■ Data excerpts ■
....

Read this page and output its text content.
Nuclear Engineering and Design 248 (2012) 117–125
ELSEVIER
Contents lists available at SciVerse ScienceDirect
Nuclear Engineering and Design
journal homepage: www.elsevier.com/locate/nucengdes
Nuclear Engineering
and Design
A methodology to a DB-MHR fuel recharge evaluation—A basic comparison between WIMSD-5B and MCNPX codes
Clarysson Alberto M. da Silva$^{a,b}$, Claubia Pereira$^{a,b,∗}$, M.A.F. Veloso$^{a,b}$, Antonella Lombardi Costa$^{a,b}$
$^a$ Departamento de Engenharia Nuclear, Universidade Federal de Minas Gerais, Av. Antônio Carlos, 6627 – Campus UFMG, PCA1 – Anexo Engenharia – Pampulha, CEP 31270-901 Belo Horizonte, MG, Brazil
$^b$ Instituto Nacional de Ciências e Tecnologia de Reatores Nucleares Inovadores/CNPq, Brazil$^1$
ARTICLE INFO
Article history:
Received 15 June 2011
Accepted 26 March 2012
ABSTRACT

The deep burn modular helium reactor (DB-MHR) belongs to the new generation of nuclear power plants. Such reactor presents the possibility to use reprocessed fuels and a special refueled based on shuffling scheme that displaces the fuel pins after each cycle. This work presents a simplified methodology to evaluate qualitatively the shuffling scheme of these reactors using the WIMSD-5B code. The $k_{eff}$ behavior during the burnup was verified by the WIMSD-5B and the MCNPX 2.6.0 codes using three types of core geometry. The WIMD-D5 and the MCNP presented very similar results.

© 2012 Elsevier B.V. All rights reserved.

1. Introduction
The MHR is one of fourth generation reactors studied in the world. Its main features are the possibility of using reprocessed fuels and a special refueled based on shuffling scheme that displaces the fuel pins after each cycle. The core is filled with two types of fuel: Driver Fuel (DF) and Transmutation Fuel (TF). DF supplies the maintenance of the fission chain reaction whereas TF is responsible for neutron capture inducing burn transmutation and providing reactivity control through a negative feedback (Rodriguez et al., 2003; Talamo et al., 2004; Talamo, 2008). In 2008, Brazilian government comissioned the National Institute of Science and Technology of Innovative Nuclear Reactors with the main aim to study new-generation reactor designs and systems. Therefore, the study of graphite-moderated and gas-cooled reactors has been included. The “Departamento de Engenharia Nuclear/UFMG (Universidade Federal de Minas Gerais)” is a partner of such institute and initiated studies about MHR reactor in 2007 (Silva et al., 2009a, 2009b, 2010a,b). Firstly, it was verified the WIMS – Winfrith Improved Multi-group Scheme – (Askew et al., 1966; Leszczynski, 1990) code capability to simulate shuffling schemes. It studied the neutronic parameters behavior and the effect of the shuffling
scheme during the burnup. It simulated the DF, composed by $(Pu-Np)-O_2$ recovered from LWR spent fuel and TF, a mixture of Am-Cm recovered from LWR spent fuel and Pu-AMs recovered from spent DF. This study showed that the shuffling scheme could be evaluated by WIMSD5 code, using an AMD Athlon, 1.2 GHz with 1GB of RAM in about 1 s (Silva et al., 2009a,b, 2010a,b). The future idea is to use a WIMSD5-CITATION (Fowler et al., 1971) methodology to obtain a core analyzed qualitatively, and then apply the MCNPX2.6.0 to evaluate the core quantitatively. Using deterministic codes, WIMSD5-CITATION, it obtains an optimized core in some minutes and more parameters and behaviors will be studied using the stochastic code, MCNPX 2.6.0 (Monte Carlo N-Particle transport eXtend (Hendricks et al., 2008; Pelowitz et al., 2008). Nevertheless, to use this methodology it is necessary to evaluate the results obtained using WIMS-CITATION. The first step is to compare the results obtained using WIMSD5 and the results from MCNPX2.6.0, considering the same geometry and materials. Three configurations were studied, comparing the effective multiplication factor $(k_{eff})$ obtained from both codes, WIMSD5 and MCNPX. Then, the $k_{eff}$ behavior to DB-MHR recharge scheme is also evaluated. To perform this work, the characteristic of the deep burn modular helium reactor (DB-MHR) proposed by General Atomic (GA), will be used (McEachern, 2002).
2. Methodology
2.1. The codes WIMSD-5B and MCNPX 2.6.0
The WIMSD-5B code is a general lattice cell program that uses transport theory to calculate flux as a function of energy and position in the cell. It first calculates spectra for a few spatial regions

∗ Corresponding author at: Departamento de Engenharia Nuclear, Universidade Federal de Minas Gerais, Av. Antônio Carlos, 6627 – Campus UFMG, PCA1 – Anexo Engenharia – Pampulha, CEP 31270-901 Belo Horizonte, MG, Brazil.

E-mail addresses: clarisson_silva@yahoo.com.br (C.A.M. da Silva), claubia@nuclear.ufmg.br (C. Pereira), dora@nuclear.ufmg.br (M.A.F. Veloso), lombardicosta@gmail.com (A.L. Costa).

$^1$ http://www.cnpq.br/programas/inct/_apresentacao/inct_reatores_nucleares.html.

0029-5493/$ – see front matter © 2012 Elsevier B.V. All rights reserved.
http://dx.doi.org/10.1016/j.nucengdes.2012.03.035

....

■ Work to complete ■
In the entries above, identify every line with the word "Veloso". Copy those lines.

■ Reply ■
Clarysson Alberto M. da Silva$^{a,b}$, Claubia Pereira$^{a,b,∗}$, M.A.F. Veloso$^{a,b}$, Antonella Lombardi Costa$^{a,b}$
E-mail addresses: clarisson_silva@yahoo.com.br (C.A.M. da Silva), claubia@nuclear.ufmg.br (C. Pereira), dora@nuclear.ufmg.br (M.A.F. Veloso), lombardicosta@gmail.com (A.L. Costa).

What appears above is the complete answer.